- **Your objective**
Print out the material that follows word for word.

╭──

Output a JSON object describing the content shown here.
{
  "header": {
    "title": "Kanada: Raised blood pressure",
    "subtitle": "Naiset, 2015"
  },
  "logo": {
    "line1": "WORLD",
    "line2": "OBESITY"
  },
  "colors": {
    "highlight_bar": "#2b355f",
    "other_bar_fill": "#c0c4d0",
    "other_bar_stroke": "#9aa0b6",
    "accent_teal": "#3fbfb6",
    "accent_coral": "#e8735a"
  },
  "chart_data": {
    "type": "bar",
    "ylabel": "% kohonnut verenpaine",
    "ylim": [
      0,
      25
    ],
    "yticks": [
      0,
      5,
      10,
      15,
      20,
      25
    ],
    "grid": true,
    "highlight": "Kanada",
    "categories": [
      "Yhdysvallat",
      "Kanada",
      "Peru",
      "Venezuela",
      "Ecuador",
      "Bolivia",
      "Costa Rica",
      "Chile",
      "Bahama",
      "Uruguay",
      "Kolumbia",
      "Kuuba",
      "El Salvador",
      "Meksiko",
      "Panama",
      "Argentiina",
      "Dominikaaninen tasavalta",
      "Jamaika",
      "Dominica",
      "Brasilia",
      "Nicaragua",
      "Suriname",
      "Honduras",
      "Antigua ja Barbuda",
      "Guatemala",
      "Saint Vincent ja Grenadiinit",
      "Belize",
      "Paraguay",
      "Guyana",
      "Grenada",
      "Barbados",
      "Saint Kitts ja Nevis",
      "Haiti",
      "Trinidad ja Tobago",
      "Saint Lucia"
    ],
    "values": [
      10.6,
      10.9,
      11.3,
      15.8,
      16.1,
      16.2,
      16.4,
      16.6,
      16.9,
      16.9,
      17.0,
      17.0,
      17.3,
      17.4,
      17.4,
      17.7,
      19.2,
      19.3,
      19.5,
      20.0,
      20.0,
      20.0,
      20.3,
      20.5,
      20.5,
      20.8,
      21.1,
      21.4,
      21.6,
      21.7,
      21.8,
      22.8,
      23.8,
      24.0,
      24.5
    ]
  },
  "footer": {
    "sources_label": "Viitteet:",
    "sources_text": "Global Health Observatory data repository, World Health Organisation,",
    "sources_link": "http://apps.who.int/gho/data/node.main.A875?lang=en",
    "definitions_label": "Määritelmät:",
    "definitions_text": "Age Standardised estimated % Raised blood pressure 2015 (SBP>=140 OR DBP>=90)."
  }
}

╰──

- **Reply**
Output a JSON object describing the content shown here.
{
  "header": {
    "title": "Kanada: Raised blood pressure",
    "subtitle": "Naiset, 2015"
  },
  "logo": {
    "line1": "WORLD",
    "line2": "OBESITY"
  },
  "colors": {
    "highlight_bar": "#2b355f",
    "other_bar_fill": "#c0c4d0",
    "other_bar_stroke": "#9aa0b6",
    "accent_teal": "#3fbfb6",
    "accent_coral": "#e8735a"
  },
  "chart_data": {
    "type": "bar",
    "ylabel": "% kohonnut verenpaine",
    "ylim": [
      0,
      25
    ],
    "yticks": [
      0,
      5,
      10,
      15,
      20,
      25
    ],
    "grid": true,
    "highlight": "Kanada",
    "categories": [
      "Yhdysvallat",
      "Kanada",
      "Peru",
      "Venezuela",
      "Ecuador",
      "Bolivia",
      "Costa Rica",
      "Chile",
      "Bahama",
      "Uruguay",
      "Kolumbia",
      "Kuuba",
      "El Salvador",
      "Meksiko",
      "Panama",
      "Argentiina",
      "Dominikaaninen tasavalta",
      "Jamaika",
      "Dominica",
      "Brasilia",
      "Nicaragua",
      "Suriname",
      "Honduras",
      "Antigua ja Barbuda",
      "Guatemala",
      "Saint Vincent ja Grenadiinit",
      "Belize",
      "Paraguay",
      "Guyana",
      "Grenada",
      "Barbados",
      "Saint Kitts ja Nevis",
      "Haiti",
      "Trinidad ja Tobago",
      "Saint Lucia"
    ],
    "values": [
      10.6,
      10.9,
      11.3,
      15.8,
      16.1,
      16.2,
      16.4,
      16.6,
      16.9,
      16.9,
      17.0,
      17.0,
      17.3,
      17.4,
      17.4,
      17.7,
      19.2,
      19.3,
      19.5,
      20.0,
      20.0,
      20.0,
      20.3,
      20.5,
      20.5,
      20.8,
      21.1,
      21.4,
      21.6,
      21.7,
      21.8,
      22.8,
      23.8,
      24.0,
      24.5
    ]
  },
  "footer": {
    "sources_label": "Viitteet:",
    "sources_text": "Global Health Observatory data repository, World Health Organisation,",
    "sources_link": "http://apps.who.int/gho/data/node.main.A875?lang=en",
    "definitions_label": "Määritelmät:",
    "definitions_text": "Age Standardised estimated % Raised blood pressure 2015 (SBP>=140 OR DBP>=90)."
  }
}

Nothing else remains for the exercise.